START Entries

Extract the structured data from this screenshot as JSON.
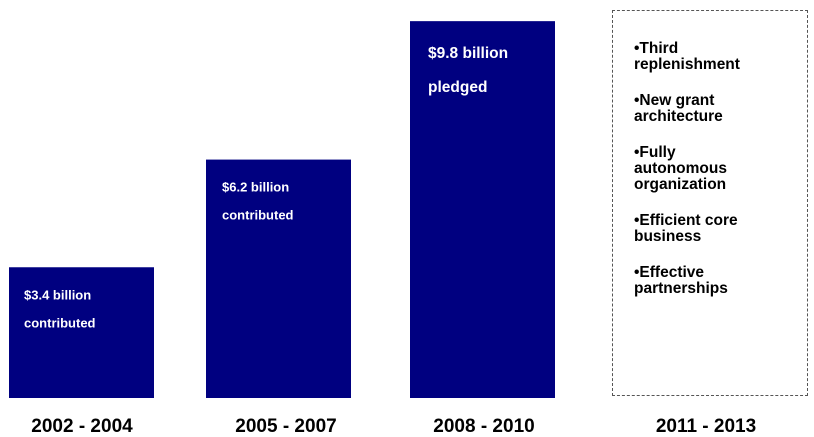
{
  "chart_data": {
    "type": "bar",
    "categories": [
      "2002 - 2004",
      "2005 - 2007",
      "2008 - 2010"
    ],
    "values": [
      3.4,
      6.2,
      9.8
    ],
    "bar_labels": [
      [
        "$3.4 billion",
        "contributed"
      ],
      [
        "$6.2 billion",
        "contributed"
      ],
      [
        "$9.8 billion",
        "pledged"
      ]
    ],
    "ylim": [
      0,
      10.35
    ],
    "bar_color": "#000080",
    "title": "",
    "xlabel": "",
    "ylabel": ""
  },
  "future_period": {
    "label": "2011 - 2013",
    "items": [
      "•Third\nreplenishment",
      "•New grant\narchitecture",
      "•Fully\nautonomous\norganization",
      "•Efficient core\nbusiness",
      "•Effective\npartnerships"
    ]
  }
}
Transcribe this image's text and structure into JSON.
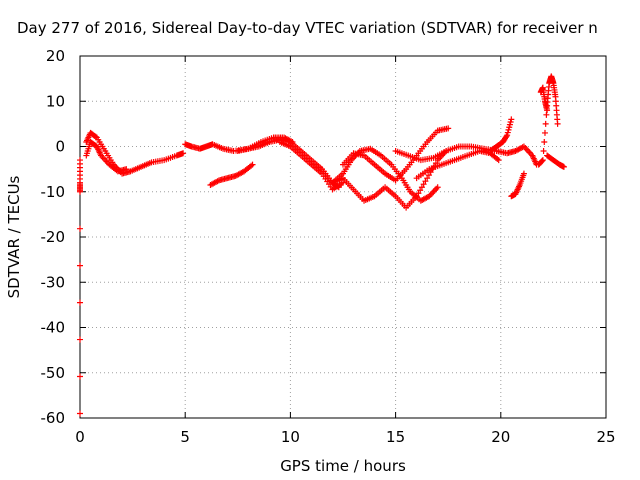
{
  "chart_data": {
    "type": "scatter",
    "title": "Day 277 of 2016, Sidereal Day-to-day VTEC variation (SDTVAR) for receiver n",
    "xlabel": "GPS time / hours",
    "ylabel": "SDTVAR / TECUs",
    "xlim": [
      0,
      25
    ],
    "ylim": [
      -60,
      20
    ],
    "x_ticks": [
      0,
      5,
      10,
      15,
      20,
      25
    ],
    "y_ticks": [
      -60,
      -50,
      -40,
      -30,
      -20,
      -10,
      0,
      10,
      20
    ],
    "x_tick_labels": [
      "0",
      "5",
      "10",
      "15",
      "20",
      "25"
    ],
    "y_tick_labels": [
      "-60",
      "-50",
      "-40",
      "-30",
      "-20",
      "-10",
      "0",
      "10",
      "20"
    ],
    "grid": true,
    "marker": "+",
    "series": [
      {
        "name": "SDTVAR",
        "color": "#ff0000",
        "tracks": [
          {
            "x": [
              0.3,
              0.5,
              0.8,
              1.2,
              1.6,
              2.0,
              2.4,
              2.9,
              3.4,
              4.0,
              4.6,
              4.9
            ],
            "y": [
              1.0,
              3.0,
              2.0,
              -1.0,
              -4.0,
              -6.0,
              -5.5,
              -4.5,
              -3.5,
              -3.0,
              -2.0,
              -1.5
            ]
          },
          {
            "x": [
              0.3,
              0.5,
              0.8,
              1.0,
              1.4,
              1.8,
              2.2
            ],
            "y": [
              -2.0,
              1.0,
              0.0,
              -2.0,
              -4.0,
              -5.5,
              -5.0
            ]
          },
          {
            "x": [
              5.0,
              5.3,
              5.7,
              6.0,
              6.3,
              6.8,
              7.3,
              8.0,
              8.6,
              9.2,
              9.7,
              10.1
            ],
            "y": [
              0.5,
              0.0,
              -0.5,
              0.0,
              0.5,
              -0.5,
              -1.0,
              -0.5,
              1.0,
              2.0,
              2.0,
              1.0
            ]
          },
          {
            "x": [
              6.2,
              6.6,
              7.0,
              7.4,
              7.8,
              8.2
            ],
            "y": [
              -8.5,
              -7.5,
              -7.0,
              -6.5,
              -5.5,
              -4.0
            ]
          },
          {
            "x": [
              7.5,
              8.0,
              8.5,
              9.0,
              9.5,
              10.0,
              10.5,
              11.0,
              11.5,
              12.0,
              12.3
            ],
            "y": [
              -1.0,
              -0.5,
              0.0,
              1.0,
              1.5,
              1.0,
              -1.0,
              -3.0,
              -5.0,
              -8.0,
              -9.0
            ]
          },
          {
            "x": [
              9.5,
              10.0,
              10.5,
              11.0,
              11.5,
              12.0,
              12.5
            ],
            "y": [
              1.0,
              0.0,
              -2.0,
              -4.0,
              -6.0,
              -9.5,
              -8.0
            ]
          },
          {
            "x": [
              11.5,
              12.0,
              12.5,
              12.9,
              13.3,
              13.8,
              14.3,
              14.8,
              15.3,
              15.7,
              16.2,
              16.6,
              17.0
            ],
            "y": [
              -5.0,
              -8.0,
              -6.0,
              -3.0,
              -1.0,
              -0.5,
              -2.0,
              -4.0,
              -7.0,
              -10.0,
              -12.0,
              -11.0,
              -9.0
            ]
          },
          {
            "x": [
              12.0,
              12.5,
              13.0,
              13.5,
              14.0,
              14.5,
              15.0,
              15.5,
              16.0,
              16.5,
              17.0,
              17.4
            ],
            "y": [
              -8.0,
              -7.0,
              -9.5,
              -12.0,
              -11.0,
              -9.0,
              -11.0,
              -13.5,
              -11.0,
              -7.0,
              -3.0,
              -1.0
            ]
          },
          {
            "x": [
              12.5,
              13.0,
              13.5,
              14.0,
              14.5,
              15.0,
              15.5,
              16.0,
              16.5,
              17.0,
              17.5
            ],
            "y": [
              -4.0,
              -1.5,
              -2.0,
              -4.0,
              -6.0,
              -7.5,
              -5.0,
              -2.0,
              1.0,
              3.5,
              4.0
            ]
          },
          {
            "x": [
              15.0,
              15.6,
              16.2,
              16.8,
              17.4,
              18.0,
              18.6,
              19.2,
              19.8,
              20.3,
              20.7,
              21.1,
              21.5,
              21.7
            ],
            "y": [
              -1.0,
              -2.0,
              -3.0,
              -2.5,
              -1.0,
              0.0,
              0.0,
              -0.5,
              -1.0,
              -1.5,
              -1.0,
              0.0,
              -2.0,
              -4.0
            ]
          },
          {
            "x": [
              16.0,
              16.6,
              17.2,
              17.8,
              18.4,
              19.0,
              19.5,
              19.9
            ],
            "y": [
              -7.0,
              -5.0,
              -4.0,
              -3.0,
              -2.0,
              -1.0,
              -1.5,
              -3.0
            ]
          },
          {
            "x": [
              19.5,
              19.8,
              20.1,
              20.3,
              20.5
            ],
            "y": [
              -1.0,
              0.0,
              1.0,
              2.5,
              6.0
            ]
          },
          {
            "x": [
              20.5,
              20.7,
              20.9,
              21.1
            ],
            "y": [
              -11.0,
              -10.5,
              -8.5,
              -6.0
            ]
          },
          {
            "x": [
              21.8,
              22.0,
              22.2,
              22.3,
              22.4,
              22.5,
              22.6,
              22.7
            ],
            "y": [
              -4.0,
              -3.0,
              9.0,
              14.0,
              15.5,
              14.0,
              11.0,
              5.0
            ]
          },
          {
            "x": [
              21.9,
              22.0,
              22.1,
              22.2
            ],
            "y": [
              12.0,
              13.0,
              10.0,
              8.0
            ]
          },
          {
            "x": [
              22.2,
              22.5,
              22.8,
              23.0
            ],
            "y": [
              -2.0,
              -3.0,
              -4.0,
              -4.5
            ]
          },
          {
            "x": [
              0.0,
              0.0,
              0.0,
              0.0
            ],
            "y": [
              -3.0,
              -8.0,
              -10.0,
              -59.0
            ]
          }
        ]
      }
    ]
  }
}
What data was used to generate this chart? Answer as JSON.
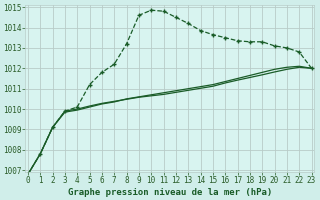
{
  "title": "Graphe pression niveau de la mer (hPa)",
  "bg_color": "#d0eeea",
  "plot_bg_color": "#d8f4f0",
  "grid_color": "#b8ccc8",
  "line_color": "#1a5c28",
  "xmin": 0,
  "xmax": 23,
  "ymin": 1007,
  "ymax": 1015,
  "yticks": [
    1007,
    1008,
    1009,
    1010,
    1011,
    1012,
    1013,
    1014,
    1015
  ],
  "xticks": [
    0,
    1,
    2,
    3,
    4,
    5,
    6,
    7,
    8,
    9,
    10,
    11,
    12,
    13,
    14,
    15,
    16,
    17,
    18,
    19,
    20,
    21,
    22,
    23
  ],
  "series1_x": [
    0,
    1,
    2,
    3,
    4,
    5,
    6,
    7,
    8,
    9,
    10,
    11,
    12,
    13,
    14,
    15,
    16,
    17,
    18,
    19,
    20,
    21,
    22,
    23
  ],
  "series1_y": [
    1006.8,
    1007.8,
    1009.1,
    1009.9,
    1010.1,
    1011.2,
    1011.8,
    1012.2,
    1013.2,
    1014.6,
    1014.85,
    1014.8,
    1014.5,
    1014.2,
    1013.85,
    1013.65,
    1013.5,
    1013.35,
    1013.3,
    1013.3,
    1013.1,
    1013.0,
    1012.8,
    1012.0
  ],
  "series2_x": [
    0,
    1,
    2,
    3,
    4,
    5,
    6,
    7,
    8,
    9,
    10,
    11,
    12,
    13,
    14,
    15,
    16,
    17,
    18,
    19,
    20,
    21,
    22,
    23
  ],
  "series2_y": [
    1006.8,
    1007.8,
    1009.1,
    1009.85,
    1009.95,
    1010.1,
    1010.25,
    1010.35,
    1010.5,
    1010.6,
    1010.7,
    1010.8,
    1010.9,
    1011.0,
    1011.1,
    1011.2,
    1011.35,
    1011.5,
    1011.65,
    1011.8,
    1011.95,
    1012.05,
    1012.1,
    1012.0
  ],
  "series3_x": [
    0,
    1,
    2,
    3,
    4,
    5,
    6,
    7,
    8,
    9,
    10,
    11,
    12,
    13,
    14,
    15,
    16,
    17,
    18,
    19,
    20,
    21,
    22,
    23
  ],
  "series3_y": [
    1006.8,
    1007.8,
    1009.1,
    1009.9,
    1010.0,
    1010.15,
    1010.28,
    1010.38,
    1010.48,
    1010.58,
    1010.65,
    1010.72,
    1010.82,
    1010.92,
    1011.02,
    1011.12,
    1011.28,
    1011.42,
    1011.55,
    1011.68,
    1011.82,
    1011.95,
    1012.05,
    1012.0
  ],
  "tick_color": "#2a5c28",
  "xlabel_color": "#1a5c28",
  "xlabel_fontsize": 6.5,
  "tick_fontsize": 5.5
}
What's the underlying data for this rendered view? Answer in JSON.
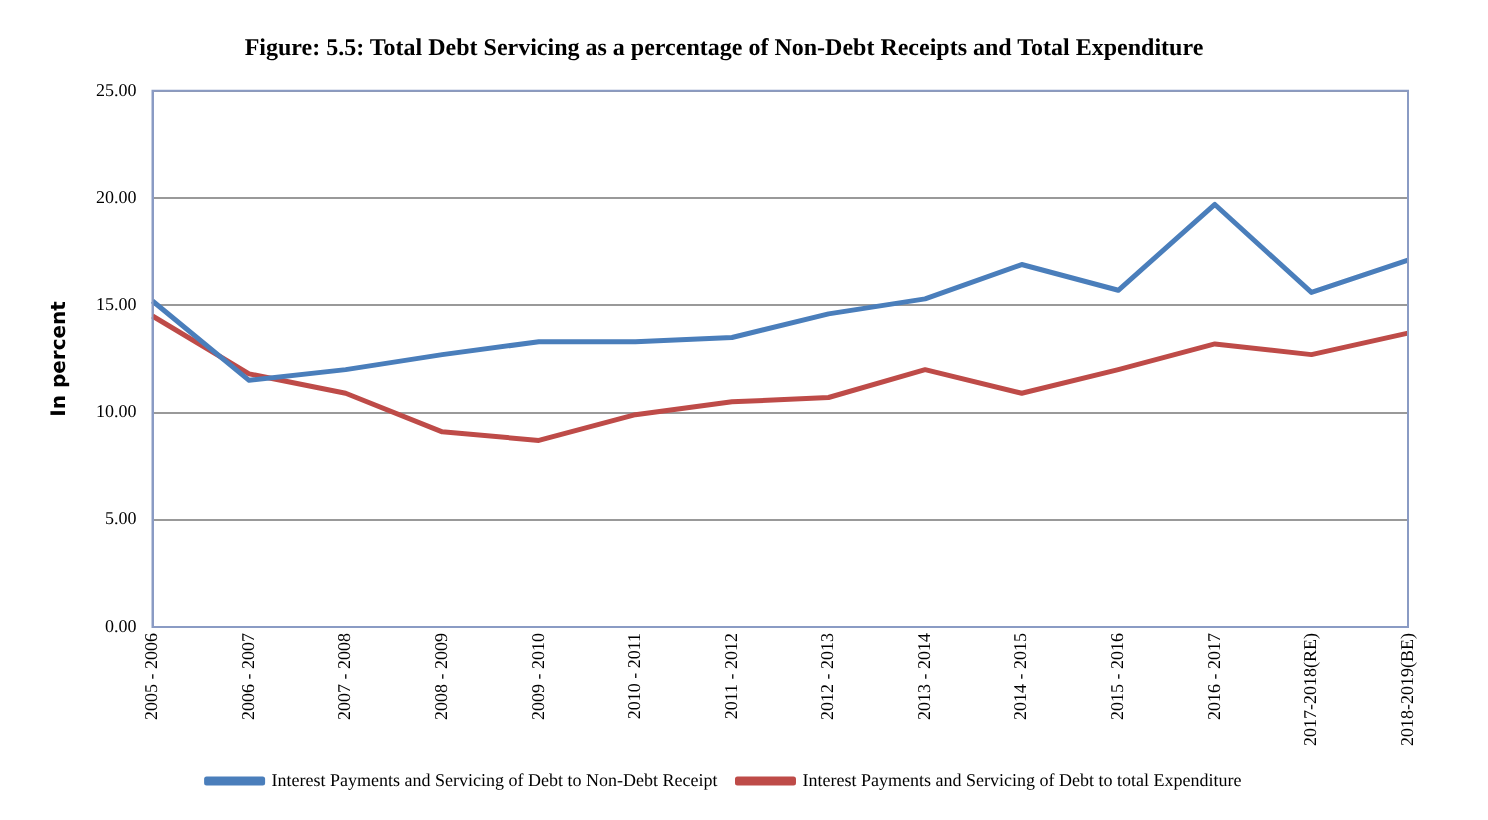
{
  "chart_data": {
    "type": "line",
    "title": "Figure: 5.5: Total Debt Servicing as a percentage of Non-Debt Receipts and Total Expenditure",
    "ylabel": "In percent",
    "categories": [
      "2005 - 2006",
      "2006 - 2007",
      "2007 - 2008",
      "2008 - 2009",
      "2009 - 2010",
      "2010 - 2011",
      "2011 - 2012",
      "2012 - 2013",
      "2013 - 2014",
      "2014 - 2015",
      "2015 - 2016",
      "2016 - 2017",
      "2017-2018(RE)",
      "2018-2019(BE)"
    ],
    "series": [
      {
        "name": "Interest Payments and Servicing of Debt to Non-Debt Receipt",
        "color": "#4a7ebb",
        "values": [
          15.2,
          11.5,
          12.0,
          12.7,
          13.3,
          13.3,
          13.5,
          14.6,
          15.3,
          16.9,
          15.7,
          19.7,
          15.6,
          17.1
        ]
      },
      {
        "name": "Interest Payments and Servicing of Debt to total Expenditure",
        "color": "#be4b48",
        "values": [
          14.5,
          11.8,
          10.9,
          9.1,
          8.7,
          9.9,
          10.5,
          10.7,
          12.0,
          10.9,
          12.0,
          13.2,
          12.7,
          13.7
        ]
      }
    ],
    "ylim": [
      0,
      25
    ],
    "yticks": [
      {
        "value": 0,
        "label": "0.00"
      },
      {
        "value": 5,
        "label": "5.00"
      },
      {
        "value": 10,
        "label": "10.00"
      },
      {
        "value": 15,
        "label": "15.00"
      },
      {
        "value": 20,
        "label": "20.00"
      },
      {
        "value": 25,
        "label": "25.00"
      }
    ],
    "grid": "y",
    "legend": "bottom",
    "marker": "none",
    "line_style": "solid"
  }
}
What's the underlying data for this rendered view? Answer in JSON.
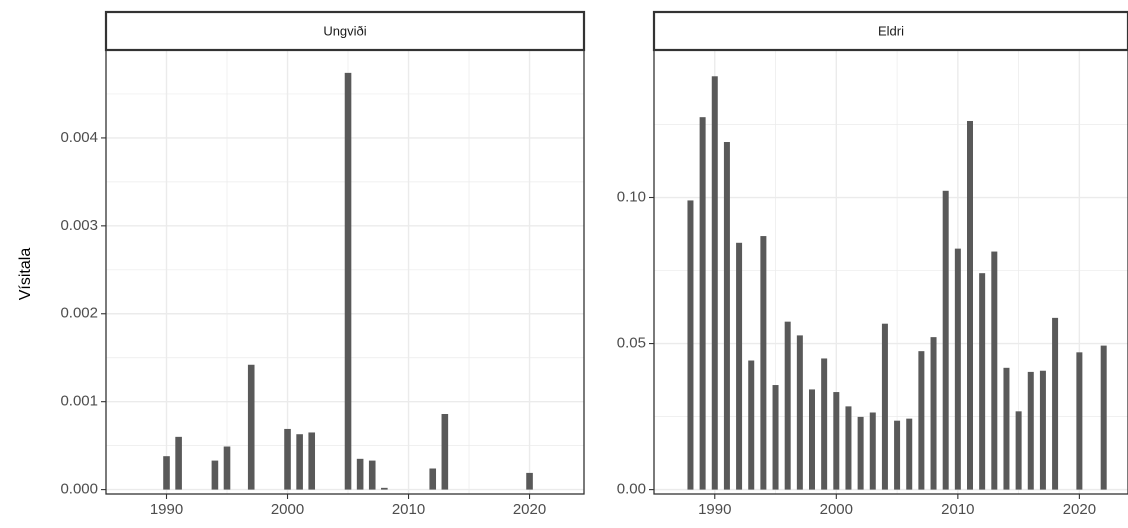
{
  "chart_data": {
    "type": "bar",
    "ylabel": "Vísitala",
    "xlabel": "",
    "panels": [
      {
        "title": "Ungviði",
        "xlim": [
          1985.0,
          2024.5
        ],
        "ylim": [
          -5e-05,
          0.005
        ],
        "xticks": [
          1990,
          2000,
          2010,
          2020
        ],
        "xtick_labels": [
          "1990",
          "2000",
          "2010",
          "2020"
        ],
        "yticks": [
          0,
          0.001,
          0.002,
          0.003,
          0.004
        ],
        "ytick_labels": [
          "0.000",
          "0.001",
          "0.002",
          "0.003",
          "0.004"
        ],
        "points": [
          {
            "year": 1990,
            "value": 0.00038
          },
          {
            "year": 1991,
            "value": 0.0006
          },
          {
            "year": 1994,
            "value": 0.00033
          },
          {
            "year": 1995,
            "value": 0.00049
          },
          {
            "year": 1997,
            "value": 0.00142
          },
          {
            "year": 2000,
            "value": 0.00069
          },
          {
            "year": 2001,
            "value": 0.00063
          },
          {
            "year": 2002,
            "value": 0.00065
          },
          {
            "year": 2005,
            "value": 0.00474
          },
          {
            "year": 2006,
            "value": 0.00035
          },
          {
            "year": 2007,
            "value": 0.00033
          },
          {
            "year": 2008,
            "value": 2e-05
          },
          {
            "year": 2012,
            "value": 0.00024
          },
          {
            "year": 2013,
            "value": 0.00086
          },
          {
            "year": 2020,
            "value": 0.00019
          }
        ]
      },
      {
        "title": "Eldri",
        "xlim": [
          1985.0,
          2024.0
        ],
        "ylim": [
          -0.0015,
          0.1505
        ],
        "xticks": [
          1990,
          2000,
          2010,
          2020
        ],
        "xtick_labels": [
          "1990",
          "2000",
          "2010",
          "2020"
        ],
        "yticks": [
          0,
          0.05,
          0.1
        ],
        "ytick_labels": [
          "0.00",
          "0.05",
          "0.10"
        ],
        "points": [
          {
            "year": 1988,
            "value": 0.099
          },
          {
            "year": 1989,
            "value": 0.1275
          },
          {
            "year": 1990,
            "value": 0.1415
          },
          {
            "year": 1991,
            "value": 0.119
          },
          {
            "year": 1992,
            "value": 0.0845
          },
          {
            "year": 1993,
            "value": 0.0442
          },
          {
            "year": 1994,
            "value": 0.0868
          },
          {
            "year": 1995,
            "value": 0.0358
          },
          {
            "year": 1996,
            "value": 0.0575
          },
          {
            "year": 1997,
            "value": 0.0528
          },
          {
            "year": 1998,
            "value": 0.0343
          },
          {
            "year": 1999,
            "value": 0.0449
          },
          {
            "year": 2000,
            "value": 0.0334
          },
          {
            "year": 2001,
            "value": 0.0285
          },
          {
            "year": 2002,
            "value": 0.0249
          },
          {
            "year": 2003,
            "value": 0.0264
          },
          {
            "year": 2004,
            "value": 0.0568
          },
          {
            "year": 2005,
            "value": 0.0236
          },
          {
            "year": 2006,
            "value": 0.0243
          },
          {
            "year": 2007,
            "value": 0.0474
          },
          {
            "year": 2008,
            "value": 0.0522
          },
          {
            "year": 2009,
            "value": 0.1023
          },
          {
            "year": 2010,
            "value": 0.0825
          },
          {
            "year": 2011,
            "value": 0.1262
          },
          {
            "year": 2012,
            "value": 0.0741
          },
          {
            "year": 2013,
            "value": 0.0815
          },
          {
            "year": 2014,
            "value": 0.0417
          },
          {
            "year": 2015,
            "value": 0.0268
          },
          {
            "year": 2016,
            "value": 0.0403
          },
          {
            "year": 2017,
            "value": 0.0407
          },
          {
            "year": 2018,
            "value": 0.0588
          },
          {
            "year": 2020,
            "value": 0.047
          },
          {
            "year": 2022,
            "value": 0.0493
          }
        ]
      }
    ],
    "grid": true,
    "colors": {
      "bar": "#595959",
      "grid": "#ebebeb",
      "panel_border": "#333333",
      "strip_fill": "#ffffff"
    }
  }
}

END Entries

Given exercise:
Pull every line containing "Interest" out of the data above.

Full output:
        "name": "Interest Payments and Servicing of Debt to Non-Debt Receipt",
        "name": "Interest Payments and Servicing of Debt to total Expenditure",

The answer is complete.